─── ENTRIES SUPPLIED
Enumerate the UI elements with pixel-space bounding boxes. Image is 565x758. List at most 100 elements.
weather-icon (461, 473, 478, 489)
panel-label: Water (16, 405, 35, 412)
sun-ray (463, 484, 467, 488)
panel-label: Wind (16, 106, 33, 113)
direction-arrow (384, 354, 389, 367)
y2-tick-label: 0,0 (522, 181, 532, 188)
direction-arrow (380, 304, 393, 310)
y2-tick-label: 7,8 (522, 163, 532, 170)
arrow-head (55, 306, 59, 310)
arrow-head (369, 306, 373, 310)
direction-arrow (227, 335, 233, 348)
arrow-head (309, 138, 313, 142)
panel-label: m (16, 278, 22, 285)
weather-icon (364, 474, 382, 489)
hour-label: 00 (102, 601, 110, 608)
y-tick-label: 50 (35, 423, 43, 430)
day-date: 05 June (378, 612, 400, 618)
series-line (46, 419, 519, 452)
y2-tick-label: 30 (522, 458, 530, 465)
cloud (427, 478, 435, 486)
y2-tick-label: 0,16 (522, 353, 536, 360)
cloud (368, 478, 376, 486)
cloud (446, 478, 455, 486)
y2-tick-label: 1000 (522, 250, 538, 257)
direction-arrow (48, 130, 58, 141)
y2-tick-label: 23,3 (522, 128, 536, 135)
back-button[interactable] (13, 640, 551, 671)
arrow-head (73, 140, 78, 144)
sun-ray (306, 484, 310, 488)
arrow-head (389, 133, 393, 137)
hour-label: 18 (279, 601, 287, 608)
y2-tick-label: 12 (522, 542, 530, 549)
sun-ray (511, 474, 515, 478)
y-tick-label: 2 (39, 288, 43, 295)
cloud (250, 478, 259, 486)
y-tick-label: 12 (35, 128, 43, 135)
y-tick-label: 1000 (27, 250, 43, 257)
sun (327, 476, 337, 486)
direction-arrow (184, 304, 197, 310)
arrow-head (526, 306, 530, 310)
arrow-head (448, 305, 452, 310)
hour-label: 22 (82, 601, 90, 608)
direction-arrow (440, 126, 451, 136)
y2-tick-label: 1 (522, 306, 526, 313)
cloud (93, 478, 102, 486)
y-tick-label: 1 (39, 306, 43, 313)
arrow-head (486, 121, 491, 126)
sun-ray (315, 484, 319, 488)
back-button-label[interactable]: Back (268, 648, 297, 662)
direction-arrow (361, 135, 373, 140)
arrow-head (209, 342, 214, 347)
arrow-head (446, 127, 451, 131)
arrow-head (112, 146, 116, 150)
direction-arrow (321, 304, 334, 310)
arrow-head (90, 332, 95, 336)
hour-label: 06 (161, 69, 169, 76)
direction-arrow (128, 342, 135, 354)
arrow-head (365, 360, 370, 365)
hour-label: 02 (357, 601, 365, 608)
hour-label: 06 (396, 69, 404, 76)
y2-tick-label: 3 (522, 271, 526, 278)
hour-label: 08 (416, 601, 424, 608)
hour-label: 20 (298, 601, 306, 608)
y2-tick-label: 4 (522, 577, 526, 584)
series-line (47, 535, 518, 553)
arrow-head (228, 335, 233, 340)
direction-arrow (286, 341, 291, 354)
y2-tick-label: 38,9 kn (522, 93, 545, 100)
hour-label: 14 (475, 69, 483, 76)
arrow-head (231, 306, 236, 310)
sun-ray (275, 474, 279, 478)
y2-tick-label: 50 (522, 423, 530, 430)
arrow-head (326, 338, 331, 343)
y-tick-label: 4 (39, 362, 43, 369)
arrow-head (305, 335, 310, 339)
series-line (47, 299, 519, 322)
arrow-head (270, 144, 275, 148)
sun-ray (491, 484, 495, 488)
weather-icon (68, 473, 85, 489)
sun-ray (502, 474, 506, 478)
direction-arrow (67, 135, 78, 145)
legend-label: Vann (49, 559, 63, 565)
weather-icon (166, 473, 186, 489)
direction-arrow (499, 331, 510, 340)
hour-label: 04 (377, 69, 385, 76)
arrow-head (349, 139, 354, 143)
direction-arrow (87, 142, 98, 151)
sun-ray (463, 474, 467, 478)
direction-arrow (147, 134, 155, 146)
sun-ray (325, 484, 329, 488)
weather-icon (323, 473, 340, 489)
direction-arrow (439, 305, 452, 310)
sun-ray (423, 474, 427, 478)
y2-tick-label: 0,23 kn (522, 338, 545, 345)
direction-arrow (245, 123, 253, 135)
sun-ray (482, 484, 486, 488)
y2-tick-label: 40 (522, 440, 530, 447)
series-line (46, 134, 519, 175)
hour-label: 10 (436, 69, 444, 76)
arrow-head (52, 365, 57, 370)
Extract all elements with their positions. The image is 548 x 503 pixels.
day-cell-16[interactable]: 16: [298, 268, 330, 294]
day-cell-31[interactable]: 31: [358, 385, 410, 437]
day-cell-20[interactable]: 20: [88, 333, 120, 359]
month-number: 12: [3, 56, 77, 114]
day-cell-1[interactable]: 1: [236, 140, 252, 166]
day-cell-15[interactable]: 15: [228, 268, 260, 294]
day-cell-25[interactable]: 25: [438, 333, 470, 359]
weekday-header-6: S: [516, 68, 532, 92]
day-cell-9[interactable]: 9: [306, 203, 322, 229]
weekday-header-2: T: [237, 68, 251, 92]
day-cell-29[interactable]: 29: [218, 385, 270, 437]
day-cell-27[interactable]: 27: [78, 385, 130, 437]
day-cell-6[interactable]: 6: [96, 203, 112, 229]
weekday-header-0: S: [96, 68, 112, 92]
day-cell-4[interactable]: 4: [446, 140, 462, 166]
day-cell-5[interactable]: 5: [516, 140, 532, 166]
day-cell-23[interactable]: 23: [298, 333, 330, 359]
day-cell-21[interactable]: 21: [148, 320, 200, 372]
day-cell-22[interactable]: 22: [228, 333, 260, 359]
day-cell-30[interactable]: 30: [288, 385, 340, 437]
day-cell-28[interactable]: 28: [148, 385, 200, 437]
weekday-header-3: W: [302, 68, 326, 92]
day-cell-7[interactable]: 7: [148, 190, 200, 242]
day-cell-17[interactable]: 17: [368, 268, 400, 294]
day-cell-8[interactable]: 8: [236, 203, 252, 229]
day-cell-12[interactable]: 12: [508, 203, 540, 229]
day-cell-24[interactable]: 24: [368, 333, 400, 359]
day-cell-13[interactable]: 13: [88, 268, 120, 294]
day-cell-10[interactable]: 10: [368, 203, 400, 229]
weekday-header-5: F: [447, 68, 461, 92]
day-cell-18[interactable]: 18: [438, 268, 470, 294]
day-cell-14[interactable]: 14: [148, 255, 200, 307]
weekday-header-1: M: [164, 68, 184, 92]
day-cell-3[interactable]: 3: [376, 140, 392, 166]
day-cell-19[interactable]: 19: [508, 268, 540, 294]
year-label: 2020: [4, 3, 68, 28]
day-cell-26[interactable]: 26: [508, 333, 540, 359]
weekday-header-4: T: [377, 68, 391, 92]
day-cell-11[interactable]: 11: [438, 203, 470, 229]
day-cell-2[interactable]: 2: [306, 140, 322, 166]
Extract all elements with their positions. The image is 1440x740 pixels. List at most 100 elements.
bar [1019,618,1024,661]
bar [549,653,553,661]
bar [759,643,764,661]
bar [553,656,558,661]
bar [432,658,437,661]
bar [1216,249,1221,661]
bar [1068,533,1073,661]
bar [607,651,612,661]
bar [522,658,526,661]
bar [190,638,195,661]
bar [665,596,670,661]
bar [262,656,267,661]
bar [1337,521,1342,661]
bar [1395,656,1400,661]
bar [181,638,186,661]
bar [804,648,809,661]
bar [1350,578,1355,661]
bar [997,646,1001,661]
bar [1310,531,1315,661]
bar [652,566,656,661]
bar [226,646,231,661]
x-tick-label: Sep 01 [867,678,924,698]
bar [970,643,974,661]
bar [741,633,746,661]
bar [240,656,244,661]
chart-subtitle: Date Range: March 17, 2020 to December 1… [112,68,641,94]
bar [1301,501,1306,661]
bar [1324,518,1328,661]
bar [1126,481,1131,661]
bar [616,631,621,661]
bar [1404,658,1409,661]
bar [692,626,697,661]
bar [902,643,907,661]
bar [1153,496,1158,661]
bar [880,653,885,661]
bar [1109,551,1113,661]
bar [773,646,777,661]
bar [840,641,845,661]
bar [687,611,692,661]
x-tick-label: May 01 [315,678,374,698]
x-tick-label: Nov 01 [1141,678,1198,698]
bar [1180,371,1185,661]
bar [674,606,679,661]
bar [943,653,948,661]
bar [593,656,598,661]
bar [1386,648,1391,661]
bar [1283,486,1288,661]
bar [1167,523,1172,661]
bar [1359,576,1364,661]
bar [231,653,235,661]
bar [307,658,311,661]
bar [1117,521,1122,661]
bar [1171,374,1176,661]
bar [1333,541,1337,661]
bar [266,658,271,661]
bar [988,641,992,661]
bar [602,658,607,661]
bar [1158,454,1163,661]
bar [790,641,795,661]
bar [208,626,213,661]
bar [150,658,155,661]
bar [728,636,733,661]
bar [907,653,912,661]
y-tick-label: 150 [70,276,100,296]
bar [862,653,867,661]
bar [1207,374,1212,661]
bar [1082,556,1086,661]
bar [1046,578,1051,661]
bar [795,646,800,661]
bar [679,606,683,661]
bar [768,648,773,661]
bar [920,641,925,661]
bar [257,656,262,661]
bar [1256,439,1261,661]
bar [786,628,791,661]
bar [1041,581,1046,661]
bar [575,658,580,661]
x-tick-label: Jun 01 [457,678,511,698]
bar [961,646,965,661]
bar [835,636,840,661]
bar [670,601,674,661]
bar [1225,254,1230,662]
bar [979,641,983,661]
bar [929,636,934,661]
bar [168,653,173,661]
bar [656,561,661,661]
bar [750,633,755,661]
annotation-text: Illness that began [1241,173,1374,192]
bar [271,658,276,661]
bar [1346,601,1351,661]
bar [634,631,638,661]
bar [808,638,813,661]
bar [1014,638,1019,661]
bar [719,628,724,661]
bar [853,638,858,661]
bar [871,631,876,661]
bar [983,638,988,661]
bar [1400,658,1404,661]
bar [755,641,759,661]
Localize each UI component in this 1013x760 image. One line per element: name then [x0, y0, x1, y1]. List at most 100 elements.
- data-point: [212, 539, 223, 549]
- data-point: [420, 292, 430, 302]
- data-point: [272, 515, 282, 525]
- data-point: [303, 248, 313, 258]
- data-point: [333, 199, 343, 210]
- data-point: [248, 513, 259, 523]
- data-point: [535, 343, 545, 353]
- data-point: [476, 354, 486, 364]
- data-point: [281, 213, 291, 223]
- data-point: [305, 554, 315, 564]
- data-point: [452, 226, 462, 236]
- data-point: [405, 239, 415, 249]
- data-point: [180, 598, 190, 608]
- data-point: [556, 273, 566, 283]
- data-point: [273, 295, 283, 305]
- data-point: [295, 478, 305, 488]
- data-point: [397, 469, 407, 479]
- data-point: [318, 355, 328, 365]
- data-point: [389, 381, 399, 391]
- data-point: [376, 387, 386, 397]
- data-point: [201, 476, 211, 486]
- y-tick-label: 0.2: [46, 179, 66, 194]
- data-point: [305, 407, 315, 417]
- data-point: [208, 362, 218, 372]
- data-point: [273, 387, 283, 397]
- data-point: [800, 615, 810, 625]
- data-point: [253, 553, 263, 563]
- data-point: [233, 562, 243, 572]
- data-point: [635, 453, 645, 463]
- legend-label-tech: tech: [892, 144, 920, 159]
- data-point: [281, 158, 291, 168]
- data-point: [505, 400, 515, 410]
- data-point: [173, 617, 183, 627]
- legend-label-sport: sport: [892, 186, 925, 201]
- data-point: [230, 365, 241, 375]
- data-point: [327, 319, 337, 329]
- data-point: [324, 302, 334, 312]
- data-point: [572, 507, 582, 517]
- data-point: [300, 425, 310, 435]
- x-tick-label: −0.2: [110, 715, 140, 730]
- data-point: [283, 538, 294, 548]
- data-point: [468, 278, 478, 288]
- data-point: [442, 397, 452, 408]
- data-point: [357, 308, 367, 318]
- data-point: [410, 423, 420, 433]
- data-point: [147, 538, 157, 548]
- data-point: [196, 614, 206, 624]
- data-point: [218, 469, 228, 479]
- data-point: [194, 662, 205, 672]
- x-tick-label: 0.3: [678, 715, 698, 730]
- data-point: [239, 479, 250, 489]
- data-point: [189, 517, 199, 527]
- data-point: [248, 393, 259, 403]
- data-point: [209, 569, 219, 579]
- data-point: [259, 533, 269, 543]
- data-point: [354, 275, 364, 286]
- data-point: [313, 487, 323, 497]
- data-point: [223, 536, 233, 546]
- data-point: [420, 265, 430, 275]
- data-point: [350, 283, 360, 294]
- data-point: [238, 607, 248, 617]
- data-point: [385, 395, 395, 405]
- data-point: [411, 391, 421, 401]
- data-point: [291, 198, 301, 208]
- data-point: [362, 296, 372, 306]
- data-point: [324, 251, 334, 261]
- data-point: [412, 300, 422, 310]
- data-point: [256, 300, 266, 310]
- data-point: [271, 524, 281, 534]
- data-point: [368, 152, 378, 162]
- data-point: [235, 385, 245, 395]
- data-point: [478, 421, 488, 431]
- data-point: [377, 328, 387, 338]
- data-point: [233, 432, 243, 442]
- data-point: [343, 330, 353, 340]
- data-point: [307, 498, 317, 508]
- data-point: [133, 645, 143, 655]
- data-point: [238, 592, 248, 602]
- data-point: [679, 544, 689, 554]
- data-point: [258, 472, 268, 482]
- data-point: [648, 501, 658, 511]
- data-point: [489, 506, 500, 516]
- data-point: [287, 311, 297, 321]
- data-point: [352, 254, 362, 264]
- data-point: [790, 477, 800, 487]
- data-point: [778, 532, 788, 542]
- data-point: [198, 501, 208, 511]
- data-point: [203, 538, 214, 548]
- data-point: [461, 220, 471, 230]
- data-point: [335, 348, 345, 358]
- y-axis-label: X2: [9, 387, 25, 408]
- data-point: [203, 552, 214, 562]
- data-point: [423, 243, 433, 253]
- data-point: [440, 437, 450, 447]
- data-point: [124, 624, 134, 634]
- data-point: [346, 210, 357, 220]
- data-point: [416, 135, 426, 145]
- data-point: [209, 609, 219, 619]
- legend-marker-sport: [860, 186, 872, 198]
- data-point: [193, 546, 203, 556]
──────
TO DO:
Reproduce every line of the records from the start through the line holding "cloud (250, 478, 259, 486)", including that line.

PROBLEM SOLUTION:
Enumerate the UI elements with pixel-space bounding boxes. Image is 565x758. List at most 100 elements.
weather-icon (461, 473, 478, 489)
panel-label: Water (16, 405, 35, 412)
sun-ray (463, 484, 467, 488)
panel-label: Wind (16, 106, 33, 113)
direction-arrow (384, 354, 389, 367)
y2-tick-label: 0,0 (522, 181, 532, 188)
direction-arrow (380, 304, 393, 310)
y2-tick-label: 7,8 (522, 163, 532, 170)
arrow-head (55, 306, 59, 310)
arrow-head (369, 306, 373, 310)
direction-arrow (227, 335, 233, 348)
arrow-head (309, 138, 313, 142)
panel-label: m (16, 278, 22, 285)
weather-icon (364, 474, 382, 489)
hour-label: 00 (102, 601, 110, 608)
y-tick-label: 50 (35, 423, 43, 430)
day-date: 05 June (378, 612, 400, 618)
series-line (46, 419, 519, 452)
y2-tick-label: 30 (522, 458, 530, 465)
cloud (427, 478, 435, 486)
y2-tick-label: 0,16 (522, 353, 536, 360)
cloud (368, 478, 376, 486)
cloud (446, 478, 455, 486)
y2-tick-label: 1000 (522, 250, 538, 257)
direction-arrow (48, 130, 58, 141)
y2-tick-label: 23,3 (522, 128, 536, 135)
back-button[interactable] (13, 640, 551, 671)
arrow-head (73, 140, 78, 144)
sun-ray (306, 484, 310, 488)
arrow-head (389, 133, 393, 137)
hour-label: 18 (279, 601, 287, 608)
y2-tick-label: 12 (522, 542, 530, 549)
sun-ray (511, 474, 515, 478)
y-tick-label: 2 (39, 288, 43, 295)
cloud (250, 478, 259, 486)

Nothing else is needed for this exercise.